Word for word, give the material below again, minus any images.

Supplied material:
● ● ●

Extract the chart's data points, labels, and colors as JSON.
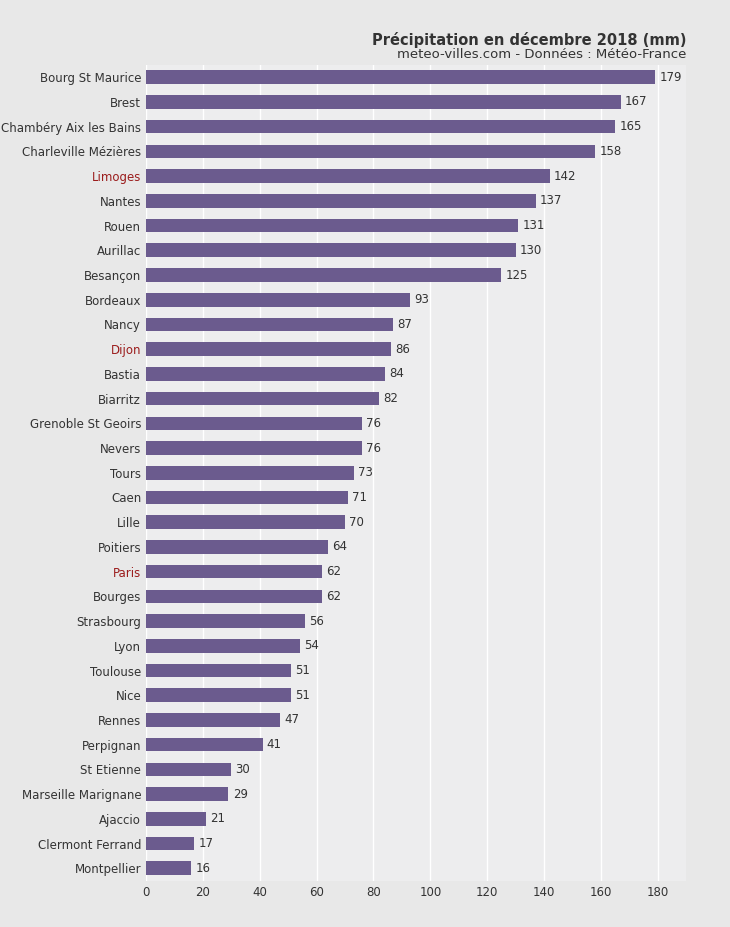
{
  "title_line1": "Précipitation en décembre 2018 (mm)",
  "title_line2": "meteo-villes.com - Données : Météo-France",
  "cities": [
    "Bourg St Maurice",
    "Brest",
    "Chambéry Aix les Bains",
    "Charleville Mézières",
    "Limoges",
    "Nantes",
    "Rouen",
    "Aurillac",
    "Besançon",
    "Bordeaux",
    "Nancy",
    "Dijon",
    "Bastia",
    "Biarritz",
    "Grenoble St Geoirs",
    "Nevers",
    "Tours",
    "Caen",
    "Lille",
    "Poitiers",
    "Paris",
    "Bourges",
    "Strasbourg",
    "Lyon",
    "Toulouse",
    "Nice",
    "Rennes",
    "Perpignan",
    "St Etienne",
    "Marseille Marignane",
    "Ajaccio",
    "Clermont Ferrand",
    "Montpellier"
  ],
  "values": [
    179,
    167,
    165,
    158,
    142,
    137,
    131,
    130,
    125,
    93,
    87,
    86,
    84,
    82,
    76,
    76,
    73,
    71,
    70,
    64,
    62,
    62,
    56,
    54,
    51,
    51,
    47,
    41,
    30,
    29,
    21,
    17,
    16
  ],
  "bar_color": "#6b5b8e",
  "bg_color": "#e8e8e8",
  "plot_bg_color": "#ededee",
  "grid_color": "#ffffff",
  "label_color_default": "#333333",
  "label_color_highlight": "#9b1c1c",
  "highlight_cities": [
    "Limoges",
    "Dijon",
    "Paris"
  ],
  "xlim": [
    0,
    190
  ],
  "xticks": [
    0,
    20,
    40,
    60,
    80,
    100,
    120,
    140,
    160,
    180
  ],
  "value_fontsize": 8.5,
  "label_fontsize": 8.5,
  "title_fontsize1": 10.5,
  "title_fontsize2": 9.5,
  "bar_height": 0.55
}
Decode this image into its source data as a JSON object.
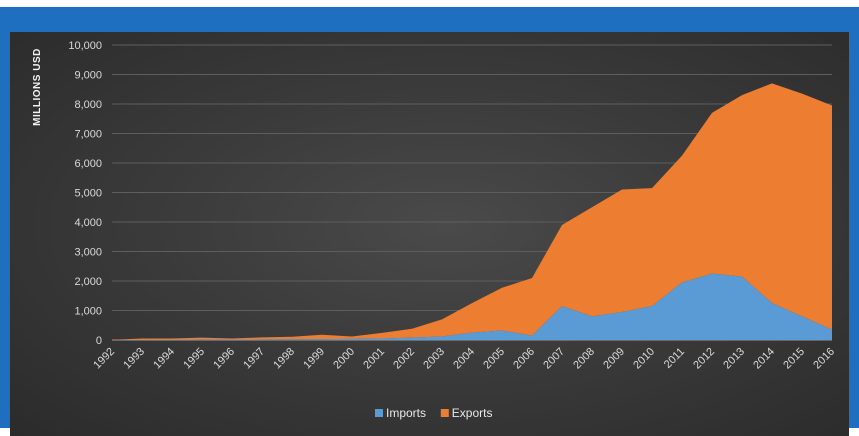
{
  "chart_data": {
    "type": "area",
    "stacked": true,
    "title": "",
    "xlabel": "",
    "ylabel": "MILLIONS USD",
    "ylim": [
      0,
      10000
    ],
    "y_ticks": [
      "0",
      "1,000",
      "2,000",
      "3,000",
      "4,000",
      "5,000",
      "6,000",
      "7,000",
      "8,000",
      "9,000",
      "10,000"
    ],
    "grid": true,
    "legend_position": "bottom",
    "categories": [
      "1992",
      "1993",
      "1994",
      "1995",
      "1996",
      "1997",
      "1998",
      "1999",
      "2000",
      "2001",
      "2002",
      "2003",
      "2004",
      "2005",
      "2006",
      "2007",
      "2008",
      "2009",
      "2010",
      "2011",
      "2012",
      "2013",
      "2014",
      "2015",
      "2016"
    ],
    "series": [
      {
        "name": "Imports",
        "color": "#5b9bd5",
        "values": [
          0,
          5,
          10,
          20,
          15,
          20,
          25,
          30,
          40,
          50,
          80,
          120,
          250,
          320,
          150,
          1150,
          800,
          950,
          1150,
          1950,
          2250,
          2150,
          1250,
          800,
          350
        ]
      },
      {
        "name": "Exports",
        "color": "#ed7d31",
        "values": [
          10,
          45,
          40,
          60,
          35,
          70,
          85,
          150,
          80,
          190,
          300,
          580,
          1000,
          1450,
          1950,
          2750,
          3700,
          4150,
          4000,
          4300,
          5450,
          6150,
          7450,
          7550,
          7600
        ]
      }
    ]
  }
}
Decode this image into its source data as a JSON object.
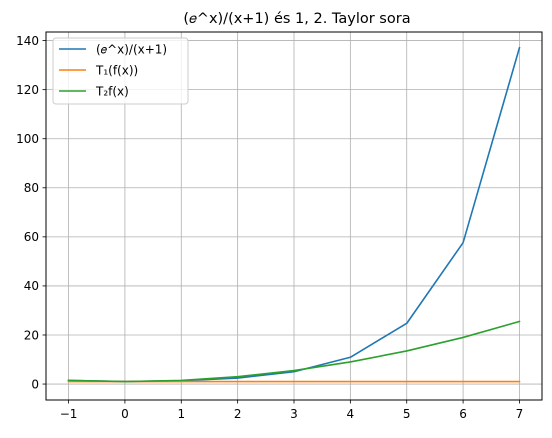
{
  "chart_data": {
    "type": "line",
    "title": "(𝑒^x)/(x+1) és 1, 2. Taylor sora",
    "xlabel": "",
    "ylabel": "",
    "x": [
      -1,
      0,
      1,
      2,
      3,
      4,
      5,
      6,
      7
    ],
    "xlim": [
      -1.4,
      7.4
    ],
    "ylim": [
      -6.5,
      143.5
    ],
    "x_ticks": [
      -1,
      0,
      1,
      2,
      3,
      4,
      5,
      6,
      7
    ],
    "y_ticks": [
      0,
      20,
      40,
      60,
      80,
      100,
      120,
      140
    ],
    "x_tick_labels": [
      "−1",
      "0",
      "1",
      "2",
      "3",
      "4",
      "5",
      "6",
      "7"
    ],
    "y_tick_labels": [
      "0",
      "20",
      "40",
      "60",
      "80",
      "100",
      "120",
      "140"
    ],
    "grid": true,
    "legend_placement": "top-left",
    "series": [
      {
        "name": "(𝑒^x)/(x+1)",
        "color": "#1f77b4",
        "values": [
          1.5,
          1.0,
          1.36,
          2.46,
          5.02,
          10.92,
          24.74,
          57.63,
          137.08
        ]
      },
      {
        "name": "T₁(f(x))",
        "color": "#ff7f0e",
        "values": [
          1.0,
          1.0,
          1.0,
          1.0,
          1.0,
          1.0,
          1.0,
          1.0,
          1.0
        ]
      },
      {
        "name": "T₂f(x)",
        "color": "#2ca02c",
        "values": [
          1.5,
          1.0,
          1.5,
          3.0,
          5.5,
          9.0,
          13.5,
          19.0,
          25.5
        ]
      }
    ]
  }
}
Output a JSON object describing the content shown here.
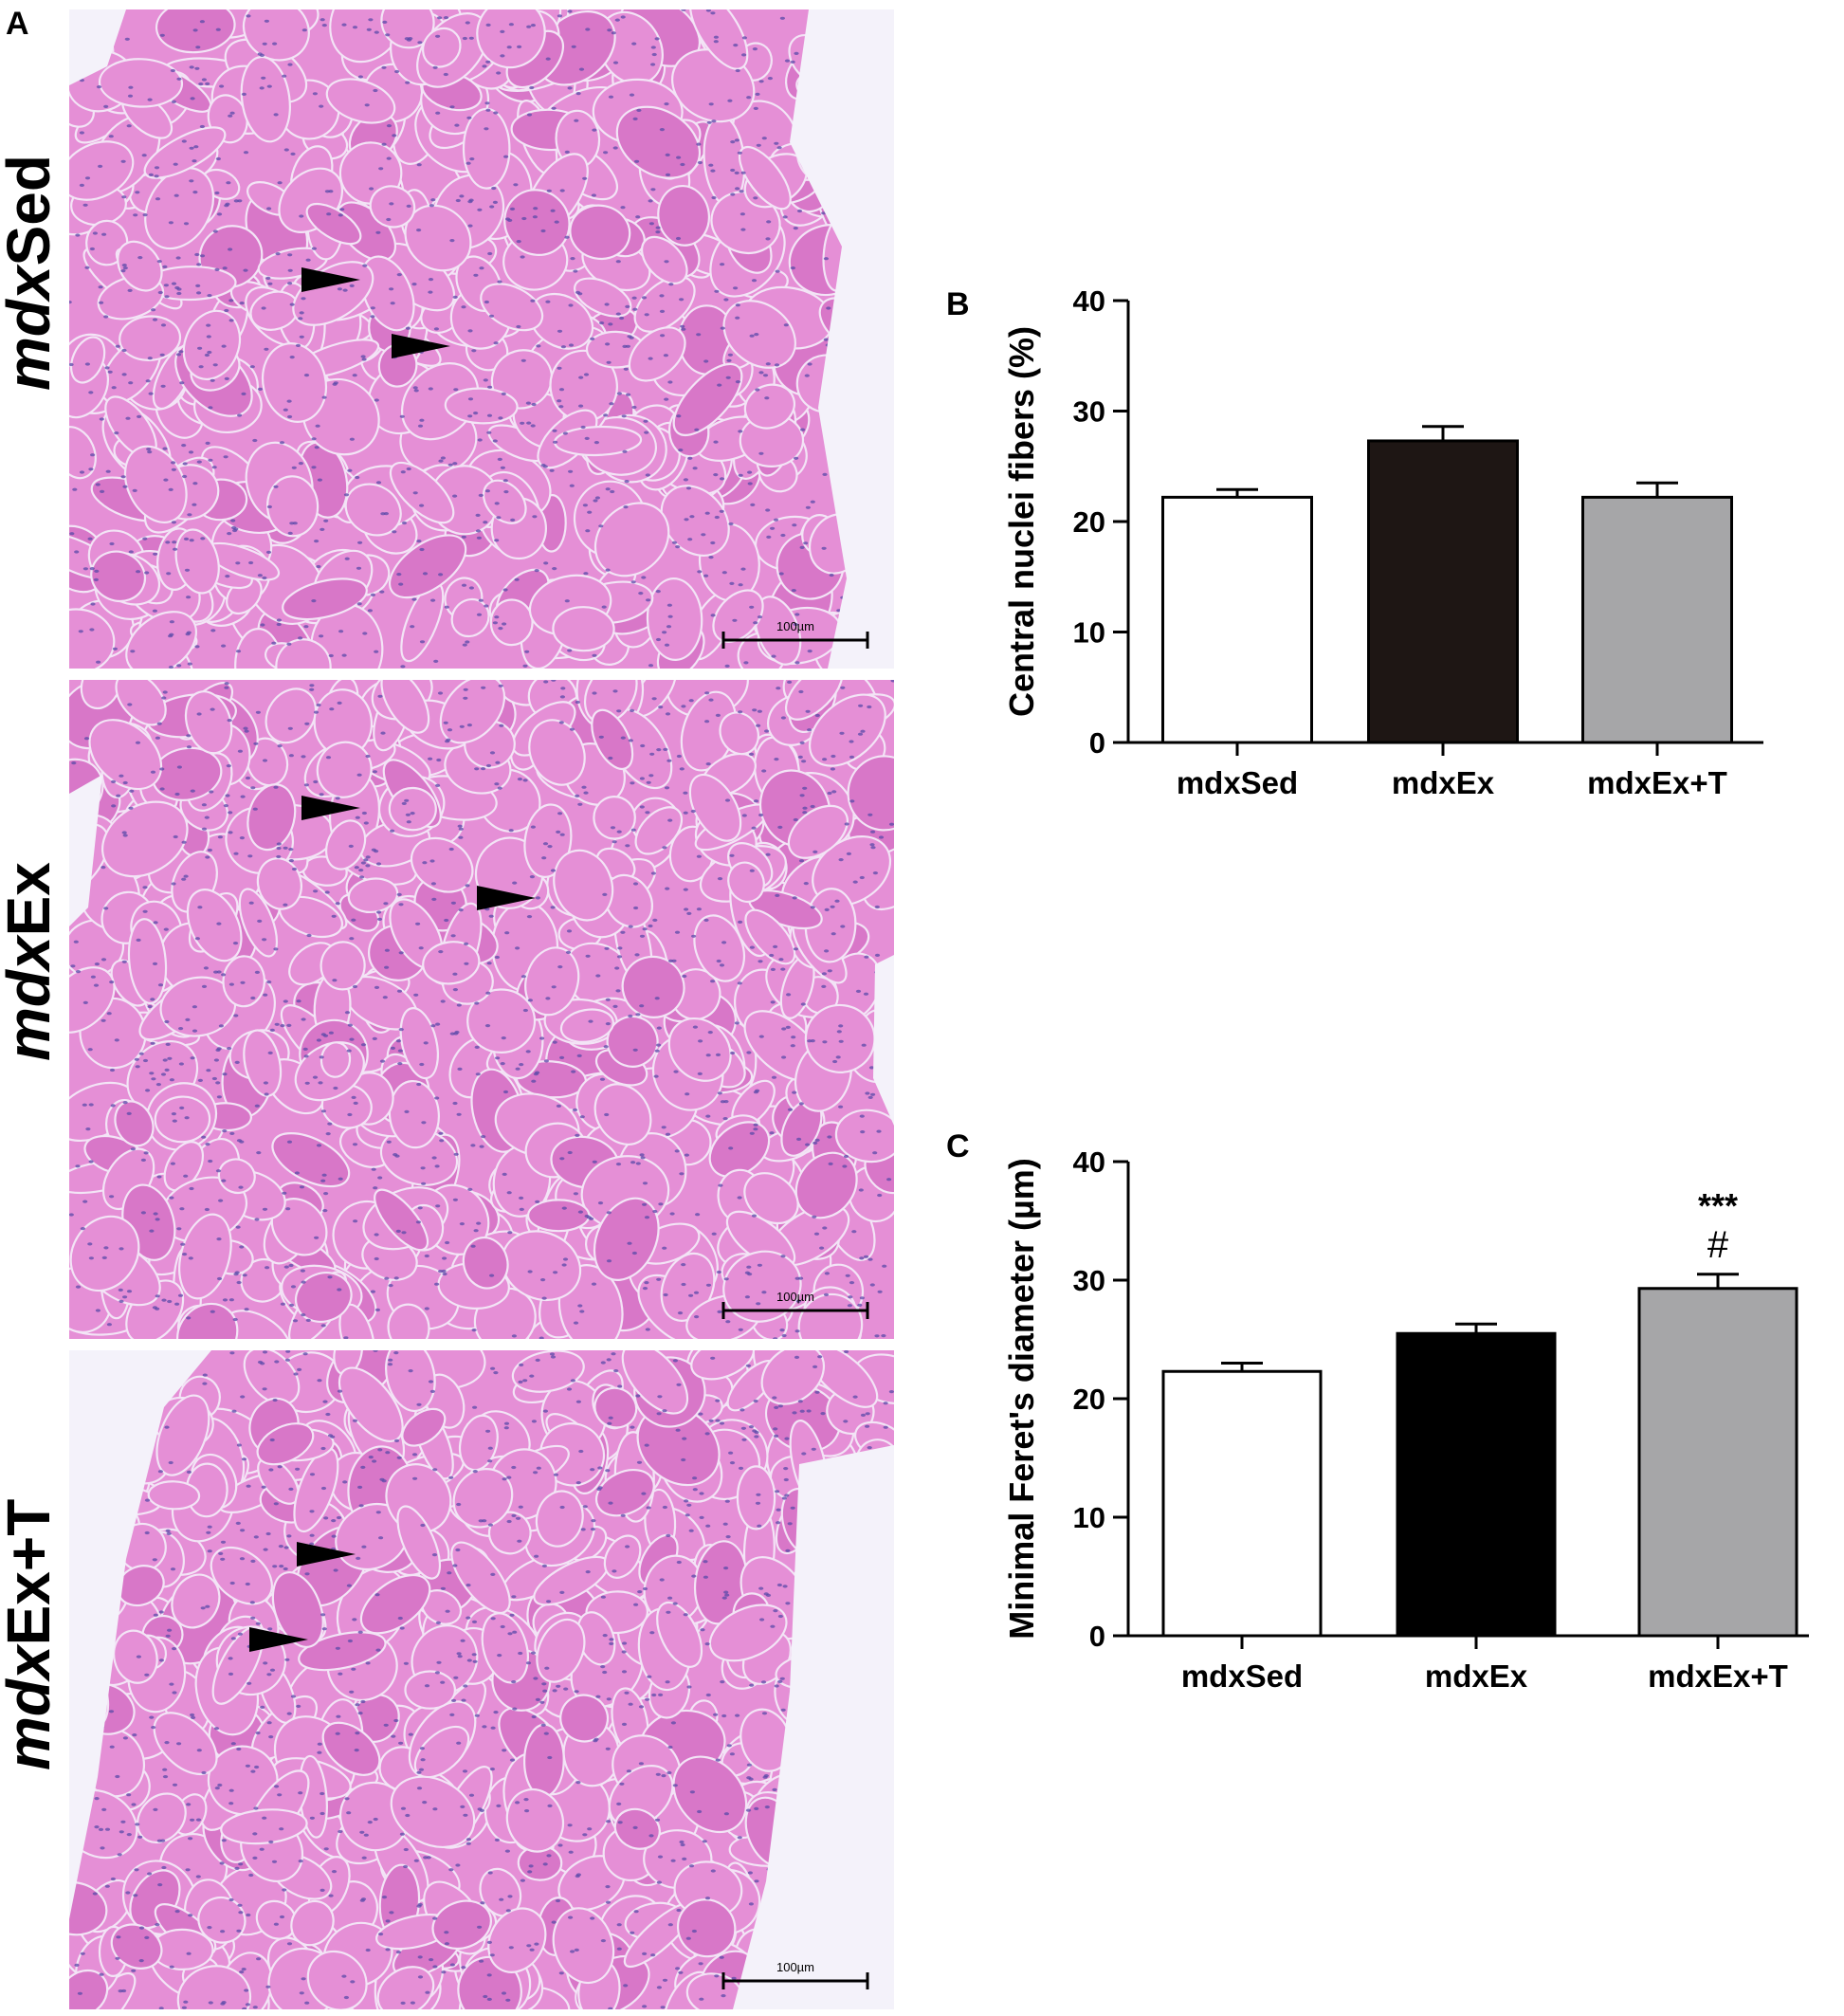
{
  "panels": {
    "a_letter": "A",
    "b_letter": "B",
    "c_letter": "C"
  },
  "micrographs": [
    {
      "label_prefix": "mdx",
      "label_suffix": "Sed",
      "scale_bar": "100µm"
    },
    {
      "label_prefix": "mdx",
      "label_suffix": "Ex",
      "scale_bar": "100µm"
    },
    {
      "label_prefix": "mdx",
      "label_suffix": "Ex+T",
      "scale_bar": "100µm"
    }
  ],
  "colors": {
    "tissue": "#e58fd6",
    "tissue_dark": "#d877c8",
    "membrane": "#f3e4f6",
    "nuclei": "#5a4aa8",
    "arrow": "#000000",
    "bar_mdxSed": "#ffffff",
    "bar_mdxEx_b": "#1e1614",
    "bar_mdxEx_c": "#000000",
    "bar_mdxExT": "#a6a6a8"
  },
  "chart_data": [
    {
      "type": "bar",
      "panel": "B",
      "categories": [
        "mdxSed",
        "mdxEx",
        "mdxEx+T"
      ],
      "values": [
        22.2,
        27.3,
        22.2
      ],
      "errors": [
        0.7,
        1.3,
        1.3
      ],
      "ylabel": "Central nuclei fibers (%)",
      "ylim": [
        0,
        40
      ],
      "yticks": [
        "0",
        "10",
        "20",
        "30",
        "40"
      ],
      "annotations": [
        "",
        "",
        ""
      ],
      "grid": false
    },
    {
      "type": "bar",
      "panel": "C",
      "categories": [
        "mdxSed",
        "mdxEx",
        "mdxEx+T"
      ],
      "values": [
        22.3,
        25.5,
        29.3
      ],
      "errors": [
        0.7,
        0.8,
        1.2
      ],
      "ylabel": "Minimal Feret's diameter (µm)",
      "ylim": [
        0,
        40
      ],
      "yticks": [
        "0",
        "10",
        "20",
        "30",
        "40"
      ],
      "annotations": [
        "",
        "",
        "***\n#"
      ],
      "grid": false
    }
  ]
}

● ● ●

The solution:
Extract the chart's data points, labels, and colors as JSON.
{
  "title_line1": "Précipitation en décembre 2018 (mm)",
  "title_line2": "meteo-villes.com - Données : Météo-France",
  "cities": [
    "Bourg St Maurice",
    "Brest",
    "Chambéry Aix les Bains",
    "Charleville Mézières",
    "Limoges",
    "Nantes",
    "Rouen",
    "Aurillac",
    "Besançon",
    "Bordeaux",
    "Nancy",
    "Dijon",
    "Bastia",
    "Biarritz",
    "Grenoble St Geoirs",
    "Nevers",
    "Tours",
    "Caen",
    "Lille",
    "Poitiers",
    "Paris",
    "Bourges",
    "Strasbourg",
    "Lyon",
    "Toulouse",
    "Nice",
    "Rennes",
    "Perpignan",
    "St Etienne",
    "Marseille Marignane",
    "Ajaccio",
    "Clermont Ferrand",
    "Montpellier"
  ],
  "values": [
    179,
    167,
    165,
    158,
    142,
    137,
    131,
    130,
    125,
    93,
    87,
    86,
    84,
    82,
    76,
    76,
    73,
    71,
    70,
    64,
    62,
    62,
    56,
    54,
    51,
    51,
    47,
    41,
    30,
    29,
    21,
    17,
    16
  ],
  "bar_color": "#6b5b8e",
  "bg_color": "#e8e8e8",
  "plot_bg_color": "#ededee",
  "grid_color": "#ffffff",
  "label_color_default": "#333333",
  "label_color_highlight": "#9b1c1c",
  "highlight_cities": [
    "Limoges",
    "Dijon",
    "Paris"
  ],
  "xlim": [
    0,
    190
  ],
  "xticks": [
    0,
    20,
    40,
    60,
    80,
    100,
    120,
    140,
    160,
    180
  ],
  "value_fontsize": 8.5,
  "label_fontsize": 8.5,
  "title_fontsize1": 10.5,
  "title_fontsize2": 9.5,
  "bar_height": 0.55
}
Decode this image into its source data as a JSON object.
{
  "chart_data": {
    "type": "area",
    "stacked": true,
    "title": "",
    "xlabel": "",
    "ylabel": "MILLIONS USD",
    "ylim": [
      0,
      10000
    ],
    "y_ticks": [
      "0",
      "1,000",
      "2,000",
      "3,000",
      "4,000",
      "5,000",
      "6,000",
      "7,000",
      "8,000",
      "9,000",
      "10,000"
    ],
    "grid": true,
    "legend_position": "bottom",
    "categories": [
      "1992",
      "1993",
      "1994",
      "1995",
      "1996",
      "1997",
      "1998",
      "1999",
      "2000",
      "2001",
      "2002",
      "2003",
      "2004",
      "2005",
      "2006",
      "2007",
      "2008",
      "2009",
      "2010",
      "2011",
      "2012",
      "2013",
      "2014",
      "2015",
      "2016"
    ],
    "series": [
      {
        "name": "Imports",
        "color": "#5b9bd5",
        "values": [
          0,
          5,
          10,
          20,
          15,
          20,
          25,
          30,
          40,
          50,
          80,
          120,
          250,
          320,
          150,
          1150,
          800,
          950,
          1150,
          1950,
          2250,
          2150,
          1250,
          800,
          350
        ]
      },
      {
        "name": "Exports",
        "color": "#ed7d31",
        "values": [
          10,
          45,
          40,
          60,
          35,
          70,
          85,
          150,
          80,
          190,
          300,
          580,
          1000,
          1450,
          1950,
          2750,
          3700,
          4150,
          4000,
          4300,
          5450,
          6150,
          7450,
          7550,
          7600
        ]
      }
    ]
  }
}
Decode this image into its source data as a JSON object.
{
  "chart_data": {
    "type": "line",
    "title": "(𝑒^x)/(x+1) és 1, 2. Taylor sora",
    "xlabel": "",
    "ylabel": "",
    "x": [
      -1,
      0,
      1,
      2,
      3,
      4,
      5,
      6,
      7
    ],
    "xlim": [
      -1.4,
      7.4
    ],
    "ylim": [
      -6.5,
      143.5
    ],
    "x_ticks": [
      -1,
      0,
      1,
      2,
      3,
      4,
      5,
      6,
      7
    ],
    "y_ticks": [
      0,
      20,
      40,
      60,
      80,
      100,
      120,
      140
    ],
    "x_tick_labels": [
      "−1",
      "0",
      "1",
      "2",
      "3",
      "4",
      "5",
      "6",
      "7"
    ],
    "y_tick_labels": [
      "0",
      "20",
      "40",
      "60",
      "80",
      "100",
      "120",
      "140"
    ],
    "grid": true,
    "legend_placement": "top-left",
    "series": [
      {
        "name": "(𝑒^x)/(x+1)",
        "color": "#1f77b4",
        "values": [
          1.5,
          1.0,
          1.36,
          2.46,
          5.02,
          10.92,
          24.74,
          57.63,
          137.08
        ]
      },
      {
        "name": "T₁(f(x))",
        "color": "#ff7f0e",
        "values": [
          1.0,
          1.0,
          1.0,
          1.0,
          1.0,
          1.0,
          1.0,
          1.0,
          1.0
        ]
      },
      {
        "name": "T₂f(x)",
        "color": "#2ca02c",
        "values": [
          1.5,
          1.0,
          1.5,
          3.0,
          5.5,
          9.0,
          13.5,
          19.0,
          25.5
        ]
      }
    ]
  }
}
Output a JSON object describing the content shown here.
{
  "panels": {
    "a_letter": "A",
    "b_letter": "B",
    "c_letter": "C"
  },
  "micrographs": [
    {
      "label_prefix": "mdx",
      "label_suffix": "Sed",
      "scale_bar": "100µm"
    },
    {
      "label_prefix": "mdx",
      "label_suffix": "Ex",
      "scale_bar": "100µm"
    },
    {
      "label_prefix": "mdx",
      "label_suffix": "Ex+T",
      "scale_bar": "100µm"
    }
  ],
  "colors": {
    "tissue": "#e58fd6",
    "tissue_dark": "#d877c8",
    "membrane": "#f3e4f6",
    "nuclei": "#5a4aa8",
    "arrow": "#000000",
    "bar_mdxSed": "#ffffff",
    "bar_mdxEx_b": "#1e1614",
    "bar_mdxEx_c": "#000000",
    "bar_mdxExT": "#a6a6a8"
  },
  "chart_data": [
    {
      "type": "bar",
      "panel": "B",
      "categories": [
        "mdxSed",
        "mdxEx",
        "mdxEx+T"
      ],
      "values": [
        22.2,
        27.3,
        22.2
      ],
      "errors": [
        0.7,
        1.3,
        1.3
      ],
      "ylabel": "Central nuclei fibers (%)",
      "ylim": [
        0,
        40
      ],
      "yticks": [
        "0",
        "10",
        "20",
        "30",
        "40"
      ],
      "annotations": [
        "",
        "",
        ""
      ],
      "grid": false
    },
    {
      "type": "bar",
      "panel": "C",
      "categories": [
        "mdxSed",
        "mdxEx",
        "mdxEx+T"
      ],
      "values": [
        22.3,
        25.5,
        29.3
      ],
      "errors": [
        0.7,
        0.8,
        1.2
      ],
      "ylabel": "Minimal Feret's diameter (µm)",
      "ylim": [
        0,
        40
      ],
      "yticks": [
        "0",
        "10",
        "20",
        "30",
        "40"
      ],
      "annotations": [
        "",
        "",
        "***\n#"
      ],
      "grid": false
    }
  ]
}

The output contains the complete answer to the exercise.